[Dataset entries]
################

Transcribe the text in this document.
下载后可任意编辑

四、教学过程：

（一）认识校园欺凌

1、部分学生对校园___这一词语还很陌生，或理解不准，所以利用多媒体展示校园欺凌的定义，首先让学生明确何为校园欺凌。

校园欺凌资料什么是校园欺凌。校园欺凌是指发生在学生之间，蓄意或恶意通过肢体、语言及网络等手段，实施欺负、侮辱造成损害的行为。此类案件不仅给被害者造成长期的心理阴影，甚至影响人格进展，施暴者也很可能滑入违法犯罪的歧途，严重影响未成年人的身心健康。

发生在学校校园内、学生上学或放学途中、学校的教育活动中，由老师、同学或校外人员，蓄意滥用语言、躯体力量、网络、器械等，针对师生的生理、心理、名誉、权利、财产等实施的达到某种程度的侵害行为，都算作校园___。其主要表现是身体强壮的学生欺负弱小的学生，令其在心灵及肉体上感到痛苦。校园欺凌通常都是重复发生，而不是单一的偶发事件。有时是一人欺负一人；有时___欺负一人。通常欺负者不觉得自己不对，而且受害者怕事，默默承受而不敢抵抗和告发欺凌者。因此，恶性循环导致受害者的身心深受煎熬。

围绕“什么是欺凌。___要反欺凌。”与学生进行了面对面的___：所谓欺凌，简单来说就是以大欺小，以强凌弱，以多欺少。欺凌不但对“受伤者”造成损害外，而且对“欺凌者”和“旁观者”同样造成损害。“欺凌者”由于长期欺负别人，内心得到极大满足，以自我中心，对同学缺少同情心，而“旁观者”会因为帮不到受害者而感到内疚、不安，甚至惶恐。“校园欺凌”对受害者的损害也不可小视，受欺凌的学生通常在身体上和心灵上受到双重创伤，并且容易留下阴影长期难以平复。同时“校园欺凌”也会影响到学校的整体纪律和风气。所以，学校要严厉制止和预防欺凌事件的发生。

################

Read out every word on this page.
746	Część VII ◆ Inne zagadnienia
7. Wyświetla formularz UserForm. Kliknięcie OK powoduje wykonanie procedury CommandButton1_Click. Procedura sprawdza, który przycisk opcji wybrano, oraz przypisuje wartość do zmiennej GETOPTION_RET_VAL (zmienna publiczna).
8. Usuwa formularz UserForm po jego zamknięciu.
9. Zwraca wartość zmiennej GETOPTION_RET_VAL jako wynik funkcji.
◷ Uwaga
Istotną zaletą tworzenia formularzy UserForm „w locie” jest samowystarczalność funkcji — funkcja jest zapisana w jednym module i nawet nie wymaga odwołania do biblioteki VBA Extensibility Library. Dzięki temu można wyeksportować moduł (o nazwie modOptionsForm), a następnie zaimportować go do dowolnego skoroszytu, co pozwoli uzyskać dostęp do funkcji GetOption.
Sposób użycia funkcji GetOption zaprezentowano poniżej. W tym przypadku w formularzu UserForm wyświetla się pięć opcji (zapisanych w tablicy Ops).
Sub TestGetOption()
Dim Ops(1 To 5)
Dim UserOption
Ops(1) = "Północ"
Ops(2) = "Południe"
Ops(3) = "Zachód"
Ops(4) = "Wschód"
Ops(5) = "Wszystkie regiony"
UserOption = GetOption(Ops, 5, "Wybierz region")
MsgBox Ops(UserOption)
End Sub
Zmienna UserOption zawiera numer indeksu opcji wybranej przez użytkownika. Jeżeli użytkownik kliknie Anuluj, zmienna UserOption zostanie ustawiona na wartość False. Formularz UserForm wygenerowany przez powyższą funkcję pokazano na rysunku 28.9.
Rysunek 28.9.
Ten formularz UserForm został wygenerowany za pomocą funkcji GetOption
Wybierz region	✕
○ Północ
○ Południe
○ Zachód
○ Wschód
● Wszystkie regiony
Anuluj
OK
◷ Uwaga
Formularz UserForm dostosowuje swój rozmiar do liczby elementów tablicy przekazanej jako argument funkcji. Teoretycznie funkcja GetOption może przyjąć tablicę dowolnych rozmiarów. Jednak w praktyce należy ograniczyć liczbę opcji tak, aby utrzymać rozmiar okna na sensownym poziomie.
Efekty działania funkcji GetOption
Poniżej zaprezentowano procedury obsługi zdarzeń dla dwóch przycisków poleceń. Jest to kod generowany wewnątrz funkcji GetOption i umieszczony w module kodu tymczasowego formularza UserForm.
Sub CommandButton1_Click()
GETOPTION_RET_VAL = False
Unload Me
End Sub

################

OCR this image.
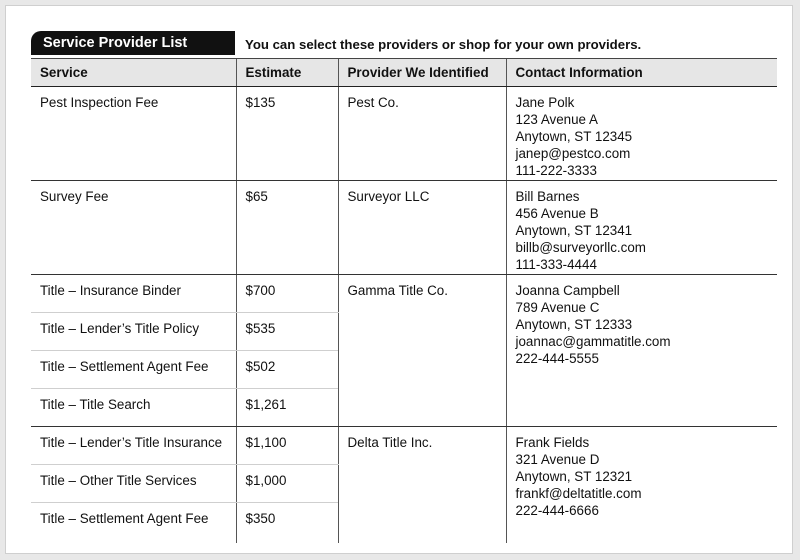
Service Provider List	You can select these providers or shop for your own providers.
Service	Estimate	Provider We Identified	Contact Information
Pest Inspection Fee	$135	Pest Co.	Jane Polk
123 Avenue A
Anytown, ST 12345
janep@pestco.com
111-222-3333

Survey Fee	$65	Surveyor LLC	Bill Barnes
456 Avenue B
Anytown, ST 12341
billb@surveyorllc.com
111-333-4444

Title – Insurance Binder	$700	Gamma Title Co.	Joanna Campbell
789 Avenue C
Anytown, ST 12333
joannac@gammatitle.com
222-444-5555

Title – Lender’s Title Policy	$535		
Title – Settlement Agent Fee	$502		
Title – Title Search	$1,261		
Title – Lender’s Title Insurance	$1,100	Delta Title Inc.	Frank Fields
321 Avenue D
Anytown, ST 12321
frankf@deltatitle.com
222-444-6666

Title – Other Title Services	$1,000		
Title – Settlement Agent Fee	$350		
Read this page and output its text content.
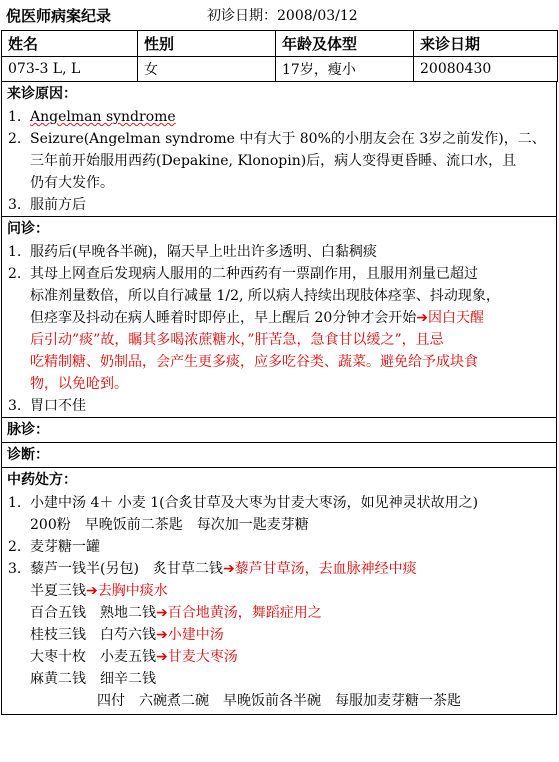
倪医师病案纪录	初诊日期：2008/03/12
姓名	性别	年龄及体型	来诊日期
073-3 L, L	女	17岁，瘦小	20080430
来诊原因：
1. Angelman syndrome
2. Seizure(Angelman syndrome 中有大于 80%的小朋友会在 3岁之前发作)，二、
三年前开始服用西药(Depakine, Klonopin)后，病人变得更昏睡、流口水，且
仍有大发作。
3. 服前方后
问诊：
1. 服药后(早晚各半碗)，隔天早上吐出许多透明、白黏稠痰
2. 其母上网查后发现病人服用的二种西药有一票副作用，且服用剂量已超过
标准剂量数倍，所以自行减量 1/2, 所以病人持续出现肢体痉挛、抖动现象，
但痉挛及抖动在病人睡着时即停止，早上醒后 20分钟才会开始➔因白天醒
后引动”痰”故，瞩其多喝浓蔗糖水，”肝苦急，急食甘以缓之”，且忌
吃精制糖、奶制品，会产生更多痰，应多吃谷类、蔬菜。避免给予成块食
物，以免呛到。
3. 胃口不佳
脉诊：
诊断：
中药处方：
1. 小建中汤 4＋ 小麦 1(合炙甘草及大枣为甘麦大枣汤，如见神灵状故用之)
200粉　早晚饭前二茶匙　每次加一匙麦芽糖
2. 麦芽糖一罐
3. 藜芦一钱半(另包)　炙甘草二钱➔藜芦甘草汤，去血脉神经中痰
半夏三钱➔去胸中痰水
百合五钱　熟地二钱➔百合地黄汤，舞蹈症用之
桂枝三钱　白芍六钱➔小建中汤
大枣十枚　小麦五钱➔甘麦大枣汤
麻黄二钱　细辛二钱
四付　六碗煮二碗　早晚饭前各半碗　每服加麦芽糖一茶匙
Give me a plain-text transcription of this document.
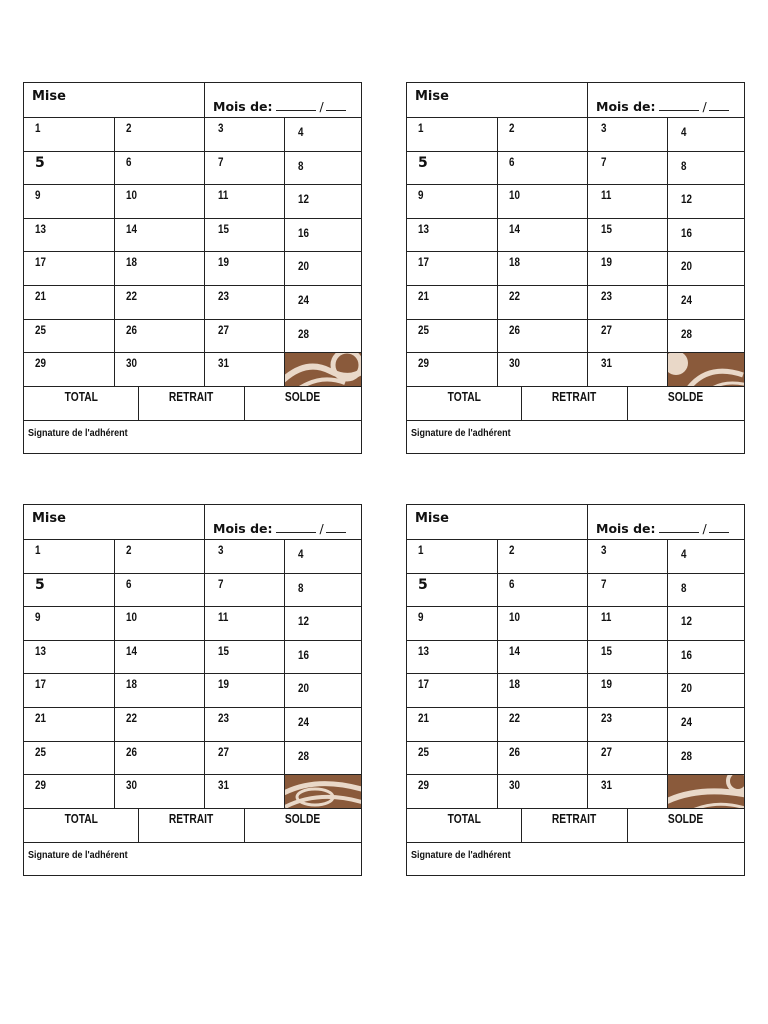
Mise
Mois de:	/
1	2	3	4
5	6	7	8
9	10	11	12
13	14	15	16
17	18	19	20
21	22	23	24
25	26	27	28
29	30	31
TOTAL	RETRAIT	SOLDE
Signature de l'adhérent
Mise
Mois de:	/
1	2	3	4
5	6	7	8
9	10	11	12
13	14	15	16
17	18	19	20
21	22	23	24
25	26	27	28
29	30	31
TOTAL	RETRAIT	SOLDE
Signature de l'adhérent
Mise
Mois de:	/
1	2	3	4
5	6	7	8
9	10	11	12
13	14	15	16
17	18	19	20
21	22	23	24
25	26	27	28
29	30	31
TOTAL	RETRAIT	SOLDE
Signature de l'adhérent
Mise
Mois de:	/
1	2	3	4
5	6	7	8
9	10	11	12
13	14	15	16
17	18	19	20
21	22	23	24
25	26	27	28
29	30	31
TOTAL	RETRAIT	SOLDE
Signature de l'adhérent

################

Pull out every line in the data above that has the word "jako".

* [OUTPUT OF THE TASK]:
9. Zwraca wartość zmiennej GETOPTION_RET_VAL jako wynik funkcji.
Formularz UserForm dostosowuje swój rozmiar do liczby elementów tablicy przekazanej jako argument funkcji. Teoretycznie funkcja GetOption może przyjąć tablicę dowolnych rozmiarów. Jednak w praktyce należy ograniczyć liczbę opcji tak, aby utrzymać rozmiar okna na sensownym poziomie.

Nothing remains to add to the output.